**EXERCISE PROMPT**
Note each line of the entries that includes "STARLIMS". Then copy those lines.

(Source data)
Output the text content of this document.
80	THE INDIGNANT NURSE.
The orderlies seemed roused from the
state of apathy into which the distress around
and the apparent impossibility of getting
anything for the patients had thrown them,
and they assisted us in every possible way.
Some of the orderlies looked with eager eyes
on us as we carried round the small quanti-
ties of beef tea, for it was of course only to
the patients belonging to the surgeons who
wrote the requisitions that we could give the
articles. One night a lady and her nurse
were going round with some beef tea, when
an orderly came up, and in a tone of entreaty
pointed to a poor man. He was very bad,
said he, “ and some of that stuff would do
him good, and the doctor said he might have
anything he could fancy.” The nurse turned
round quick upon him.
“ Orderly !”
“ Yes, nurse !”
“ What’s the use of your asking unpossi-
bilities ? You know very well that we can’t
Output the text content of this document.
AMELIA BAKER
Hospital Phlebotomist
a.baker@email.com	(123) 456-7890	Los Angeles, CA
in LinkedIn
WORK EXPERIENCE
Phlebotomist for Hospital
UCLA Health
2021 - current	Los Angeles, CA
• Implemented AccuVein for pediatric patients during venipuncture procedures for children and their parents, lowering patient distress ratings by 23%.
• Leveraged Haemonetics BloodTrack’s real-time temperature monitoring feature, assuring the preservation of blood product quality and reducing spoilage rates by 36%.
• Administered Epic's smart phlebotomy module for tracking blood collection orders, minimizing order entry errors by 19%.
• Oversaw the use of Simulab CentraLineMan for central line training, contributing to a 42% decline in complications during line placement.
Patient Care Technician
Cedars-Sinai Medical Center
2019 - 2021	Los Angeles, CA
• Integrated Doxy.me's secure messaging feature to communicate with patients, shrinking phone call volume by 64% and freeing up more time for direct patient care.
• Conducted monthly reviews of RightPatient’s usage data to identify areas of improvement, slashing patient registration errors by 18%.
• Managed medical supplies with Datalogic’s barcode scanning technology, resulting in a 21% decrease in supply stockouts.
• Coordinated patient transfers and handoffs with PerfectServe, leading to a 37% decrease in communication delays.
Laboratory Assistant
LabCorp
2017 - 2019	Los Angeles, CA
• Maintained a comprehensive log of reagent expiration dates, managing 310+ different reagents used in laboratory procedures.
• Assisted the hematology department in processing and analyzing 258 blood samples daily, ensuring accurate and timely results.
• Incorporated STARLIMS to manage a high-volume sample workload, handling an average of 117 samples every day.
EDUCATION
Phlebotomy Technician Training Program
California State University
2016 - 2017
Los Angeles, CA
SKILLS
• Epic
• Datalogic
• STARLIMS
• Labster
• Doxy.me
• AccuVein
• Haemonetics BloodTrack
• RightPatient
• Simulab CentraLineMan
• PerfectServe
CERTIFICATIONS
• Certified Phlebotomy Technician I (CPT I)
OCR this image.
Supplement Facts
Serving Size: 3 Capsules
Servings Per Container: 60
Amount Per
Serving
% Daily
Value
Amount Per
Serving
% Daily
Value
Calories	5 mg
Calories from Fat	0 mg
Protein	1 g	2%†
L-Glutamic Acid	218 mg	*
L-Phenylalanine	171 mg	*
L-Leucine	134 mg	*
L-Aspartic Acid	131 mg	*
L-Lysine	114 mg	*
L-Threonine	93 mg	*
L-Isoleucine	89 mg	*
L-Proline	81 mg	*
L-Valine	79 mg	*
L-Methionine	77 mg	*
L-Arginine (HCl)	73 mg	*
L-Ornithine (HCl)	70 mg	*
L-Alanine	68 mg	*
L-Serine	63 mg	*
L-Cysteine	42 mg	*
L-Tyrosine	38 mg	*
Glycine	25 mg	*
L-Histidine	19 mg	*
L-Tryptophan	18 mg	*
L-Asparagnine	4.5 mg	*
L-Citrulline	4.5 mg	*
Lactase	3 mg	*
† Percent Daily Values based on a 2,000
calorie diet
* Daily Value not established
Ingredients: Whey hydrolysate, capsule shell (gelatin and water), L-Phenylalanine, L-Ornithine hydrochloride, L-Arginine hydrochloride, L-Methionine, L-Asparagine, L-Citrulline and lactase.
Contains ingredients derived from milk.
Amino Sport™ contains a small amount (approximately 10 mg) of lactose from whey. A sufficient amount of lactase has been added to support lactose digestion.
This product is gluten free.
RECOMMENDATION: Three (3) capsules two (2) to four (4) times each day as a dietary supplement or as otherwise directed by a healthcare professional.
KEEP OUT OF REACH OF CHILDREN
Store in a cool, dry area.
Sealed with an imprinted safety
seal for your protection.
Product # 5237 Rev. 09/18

**SOLUTION TO THIS EXERCISE**
• Incorporated STARLIMS to manage a high-volume sample workload, handling an average of 117 samples every day.
• STARLIMS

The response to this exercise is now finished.